→ WRITTEN INSTRUCTION
Copy each line that has the string "required" somewhere in it.

Start of RECORDED DATA

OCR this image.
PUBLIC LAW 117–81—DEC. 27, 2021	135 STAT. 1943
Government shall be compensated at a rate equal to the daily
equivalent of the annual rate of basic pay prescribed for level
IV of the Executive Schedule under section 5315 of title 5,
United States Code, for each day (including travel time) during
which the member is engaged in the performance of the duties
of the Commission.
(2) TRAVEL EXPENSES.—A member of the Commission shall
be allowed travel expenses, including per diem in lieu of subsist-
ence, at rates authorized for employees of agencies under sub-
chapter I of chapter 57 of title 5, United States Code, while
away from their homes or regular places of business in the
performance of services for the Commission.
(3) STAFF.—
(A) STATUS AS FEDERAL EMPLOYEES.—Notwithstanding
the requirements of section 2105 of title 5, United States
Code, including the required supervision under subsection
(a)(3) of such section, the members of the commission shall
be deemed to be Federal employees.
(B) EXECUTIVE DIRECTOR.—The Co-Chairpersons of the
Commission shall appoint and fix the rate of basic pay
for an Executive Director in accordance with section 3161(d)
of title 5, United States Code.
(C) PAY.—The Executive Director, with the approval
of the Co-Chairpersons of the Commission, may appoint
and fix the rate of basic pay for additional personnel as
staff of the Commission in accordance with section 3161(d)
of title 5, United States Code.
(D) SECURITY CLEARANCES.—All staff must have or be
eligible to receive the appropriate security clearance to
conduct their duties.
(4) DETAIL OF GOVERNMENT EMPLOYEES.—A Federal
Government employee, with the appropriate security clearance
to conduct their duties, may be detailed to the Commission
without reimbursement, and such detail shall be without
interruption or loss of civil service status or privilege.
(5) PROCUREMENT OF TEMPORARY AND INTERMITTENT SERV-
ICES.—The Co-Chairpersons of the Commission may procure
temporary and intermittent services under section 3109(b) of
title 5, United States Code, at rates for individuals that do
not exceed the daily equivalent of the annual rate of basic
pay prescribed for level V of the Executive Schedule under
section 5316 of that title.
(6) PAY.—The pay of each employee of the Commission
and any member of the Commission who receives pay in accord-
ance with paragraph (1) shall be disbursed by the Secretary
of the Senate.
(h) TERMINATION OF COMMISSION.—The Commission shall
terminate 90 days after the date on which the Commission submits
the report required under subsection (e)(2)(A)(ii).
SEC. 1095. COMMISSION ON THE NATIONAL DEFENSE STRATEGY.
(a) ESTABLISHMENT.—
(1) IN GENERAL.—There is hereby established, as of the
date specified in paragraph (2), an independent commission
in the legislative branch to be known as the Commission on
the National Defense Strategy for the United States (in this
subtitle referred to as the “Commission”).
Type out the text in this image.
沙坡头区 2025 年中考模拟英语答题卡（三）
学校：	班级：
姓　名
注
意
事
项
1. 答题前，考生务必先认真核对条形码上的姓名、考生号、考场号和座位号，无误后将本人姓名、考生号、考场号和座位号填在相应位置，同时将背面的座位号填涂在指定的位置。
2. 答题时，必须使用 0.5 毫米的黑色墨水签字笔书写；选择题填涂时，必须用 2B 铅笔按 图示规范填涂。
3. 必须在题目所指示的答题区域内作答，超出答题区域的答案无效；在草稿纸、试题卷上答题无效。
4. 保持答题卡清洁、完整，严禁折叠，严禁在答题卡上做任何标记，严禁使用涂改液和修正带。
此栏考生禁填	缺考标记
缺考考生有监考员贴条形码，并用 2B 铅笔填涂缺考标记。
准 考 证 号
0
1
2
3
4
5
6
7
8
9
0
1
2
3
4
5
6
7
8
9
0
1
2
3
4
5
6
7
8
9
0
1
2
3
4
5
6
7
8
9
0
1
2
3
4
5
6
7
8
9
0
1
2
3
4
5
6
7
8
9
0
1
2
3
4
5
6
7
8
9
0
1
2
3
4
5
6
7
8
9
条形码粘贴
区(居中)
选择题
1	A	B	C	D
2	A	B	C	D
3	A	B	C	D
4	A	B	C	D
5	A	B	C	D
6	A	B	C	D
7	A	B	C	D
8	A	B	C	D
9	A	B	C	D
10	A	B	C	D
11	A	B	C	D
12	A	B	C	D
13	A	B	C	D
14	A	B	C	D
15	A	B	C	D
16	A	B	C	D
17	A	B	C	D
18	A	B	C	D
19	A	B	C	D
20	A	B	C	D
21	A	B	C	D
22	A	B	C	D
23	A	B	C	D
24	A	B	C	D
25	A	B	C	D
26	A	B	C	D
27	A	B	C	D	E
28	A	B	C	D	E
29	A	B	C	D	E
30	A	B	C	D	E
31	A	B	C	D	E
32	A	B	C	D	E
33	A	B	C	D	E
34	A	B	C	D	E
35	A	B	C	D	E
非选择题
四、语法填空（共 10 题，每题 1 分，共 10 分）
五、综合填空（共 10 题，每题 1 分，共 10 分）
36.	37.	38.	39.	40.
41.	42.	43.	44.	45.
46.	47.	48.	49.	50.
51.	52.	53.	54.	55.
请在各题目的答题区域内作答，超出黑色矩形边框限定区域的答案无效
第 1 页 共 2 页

End of RECORDED DATA

→ TASK RESPONSE
Code, including the required supervision under subsection
the report required under subsection (e)(2)(A)(ii).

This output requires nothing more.